▶ **Problem description**
Gather every line of the entries that includes the word "JSON".

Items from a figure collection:
+ + +

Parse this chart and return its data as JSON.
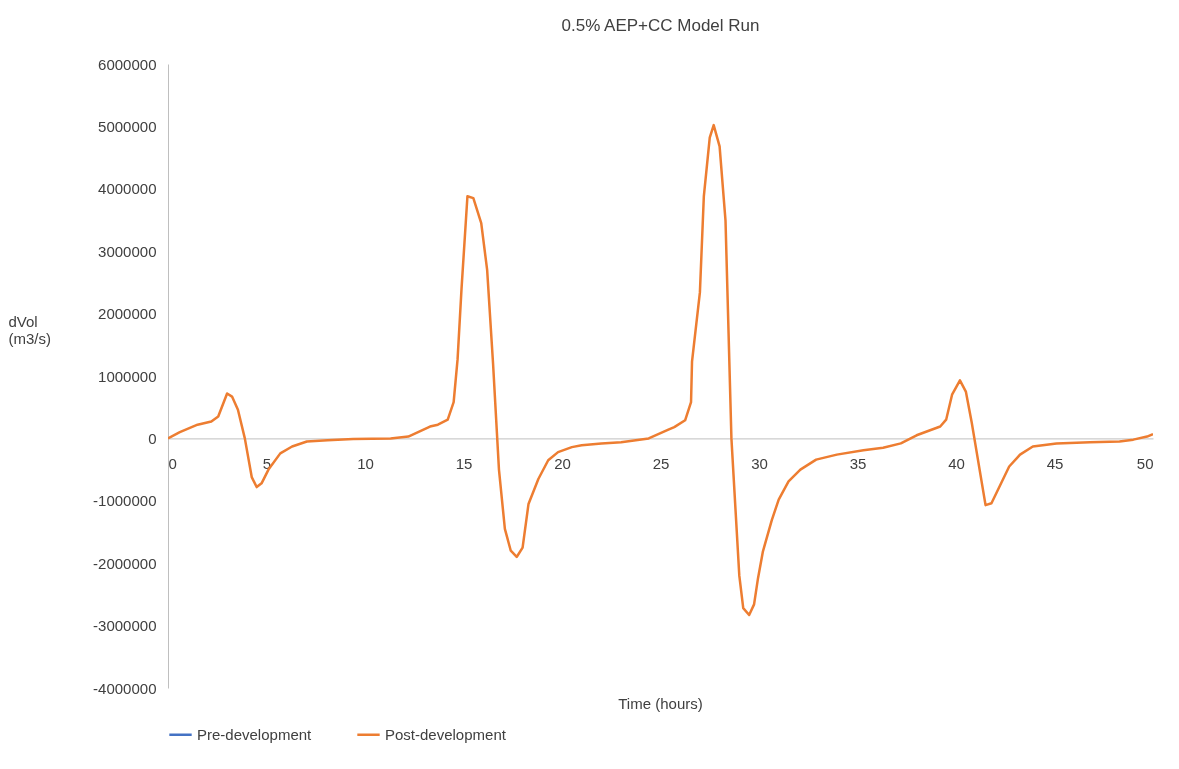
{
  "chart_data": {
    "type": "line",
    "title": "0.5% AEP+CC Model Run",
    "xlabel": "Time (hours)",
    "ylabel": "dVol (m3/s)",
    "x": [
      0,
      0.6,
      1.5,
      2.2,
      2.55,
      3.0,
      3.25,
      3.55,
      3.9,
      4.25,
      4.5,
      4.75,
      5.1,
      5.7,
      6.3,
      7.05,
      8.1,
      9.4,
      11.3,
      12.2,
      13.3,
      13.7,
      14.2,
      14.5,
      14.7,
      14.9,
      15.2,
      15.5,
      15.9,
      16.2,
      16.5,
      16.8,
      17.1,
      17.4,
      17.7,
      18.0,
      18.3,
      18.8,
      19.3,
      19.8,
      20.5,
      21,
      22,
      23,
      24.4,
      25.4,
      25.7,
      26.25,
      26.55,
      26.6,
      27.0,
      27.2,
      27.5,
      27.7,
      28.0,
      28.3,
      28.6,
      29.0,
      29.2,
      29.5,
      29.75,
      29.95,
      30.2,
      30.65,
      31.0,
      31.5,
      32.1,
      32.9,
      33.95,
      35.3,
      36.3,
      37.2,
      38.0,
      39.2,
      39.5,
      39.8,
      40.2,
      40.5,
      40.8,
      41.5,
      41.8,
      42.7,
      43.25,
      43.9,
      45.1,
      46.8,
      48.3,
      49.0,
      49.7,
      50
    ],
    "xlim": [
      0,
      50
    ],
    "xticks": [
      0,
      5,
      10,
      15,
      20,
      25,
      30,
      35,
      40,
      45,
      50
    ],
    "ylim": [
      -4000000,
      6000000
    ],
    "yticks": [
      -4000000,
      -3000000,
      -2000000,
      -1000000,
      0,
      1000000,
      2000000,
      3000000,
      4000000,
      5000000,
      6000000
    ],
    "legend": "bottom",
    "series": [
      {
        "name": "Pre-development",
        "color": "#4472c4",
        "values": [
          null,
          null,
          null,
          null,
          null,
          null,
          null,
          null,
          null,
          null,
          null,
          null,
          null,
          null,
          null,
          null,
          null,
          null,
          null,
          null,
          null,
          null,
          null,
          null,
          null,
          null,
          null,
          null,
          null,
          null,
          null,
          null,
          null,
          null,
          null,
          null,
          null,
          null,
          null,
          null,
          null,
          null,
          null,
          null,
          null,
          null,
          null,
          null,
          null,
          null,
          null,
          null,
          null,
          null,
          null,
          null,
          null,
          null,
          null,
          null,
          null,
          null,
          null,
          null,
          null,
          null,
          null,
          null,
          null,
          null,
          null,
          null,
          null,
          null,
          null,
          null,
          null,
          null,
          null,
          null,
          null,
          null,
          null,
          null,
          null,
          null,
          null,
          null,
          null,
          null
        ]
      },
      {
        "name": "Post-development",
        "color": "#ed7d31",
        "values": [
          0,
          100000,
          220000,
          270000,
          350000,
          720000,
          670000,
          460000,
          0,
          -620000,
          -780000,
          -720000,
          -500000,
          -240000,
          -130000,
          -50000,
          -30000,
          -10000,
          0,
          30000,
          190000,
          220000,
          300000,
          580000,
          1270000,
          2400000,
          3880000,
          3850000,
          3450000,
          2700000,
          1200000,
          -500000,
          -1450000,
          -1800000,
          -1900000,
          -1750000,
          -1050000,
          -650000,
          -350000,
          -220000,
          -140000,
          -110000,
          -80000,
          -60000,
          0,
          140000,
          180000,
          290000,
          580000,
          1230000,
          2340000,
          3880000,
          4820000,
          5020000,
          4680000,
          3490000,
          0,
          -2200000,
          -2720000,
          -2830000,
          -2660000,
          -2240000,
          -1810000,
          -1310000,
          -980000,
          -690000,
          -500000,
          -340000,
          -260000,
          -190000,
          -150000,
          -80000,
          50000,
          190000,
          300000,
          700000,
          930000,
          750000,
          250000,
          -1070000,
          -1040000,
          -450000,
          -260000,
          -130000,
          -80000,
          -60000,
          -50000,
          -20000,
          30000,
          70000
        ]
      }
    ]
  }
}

+ + +

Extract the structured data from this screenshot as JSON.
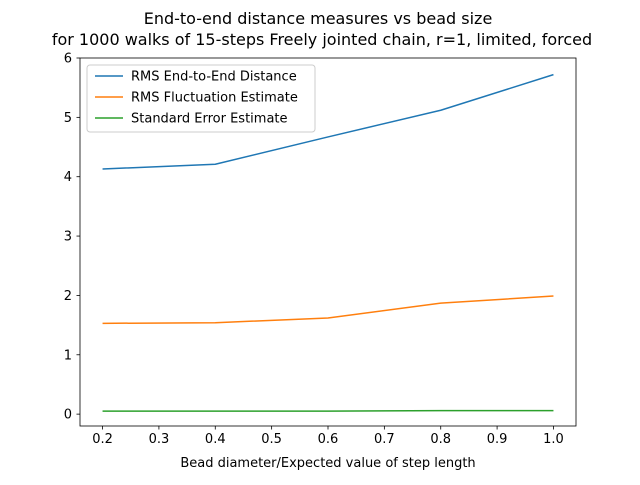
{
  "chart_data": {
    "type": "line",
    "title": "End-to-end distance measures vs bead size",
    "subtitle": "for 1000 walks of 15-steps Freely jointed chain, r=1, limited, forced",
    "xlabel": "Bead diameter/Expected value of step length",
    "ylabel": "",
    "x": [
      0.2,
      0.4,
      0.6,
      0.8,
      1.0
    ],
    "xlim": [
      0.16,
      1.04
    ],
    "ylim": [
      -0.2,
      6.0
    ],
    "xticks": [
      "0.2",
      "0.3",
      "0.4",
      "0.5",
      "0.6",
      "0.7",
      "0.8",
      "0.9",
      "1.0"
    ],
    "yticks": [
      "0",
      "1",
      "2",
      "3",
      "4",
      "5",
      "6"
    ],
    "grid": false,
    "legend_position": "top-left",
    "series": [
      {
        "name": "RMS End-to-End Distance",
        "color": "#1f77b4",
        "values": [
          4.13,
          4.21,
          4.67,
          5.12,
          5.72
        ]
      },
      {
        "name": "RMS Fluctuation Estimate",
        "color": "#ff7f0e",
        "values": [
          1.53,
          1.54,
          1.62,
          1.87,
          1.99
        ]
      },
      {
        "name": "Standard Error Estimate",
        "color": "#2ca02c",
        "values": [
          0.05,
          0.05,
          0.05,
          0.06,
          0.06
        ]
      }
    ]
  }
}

+ + +

▶ **The answer**
Parse this chart and return its data as JSON.
Extract the structured data from this screenshot as JSON.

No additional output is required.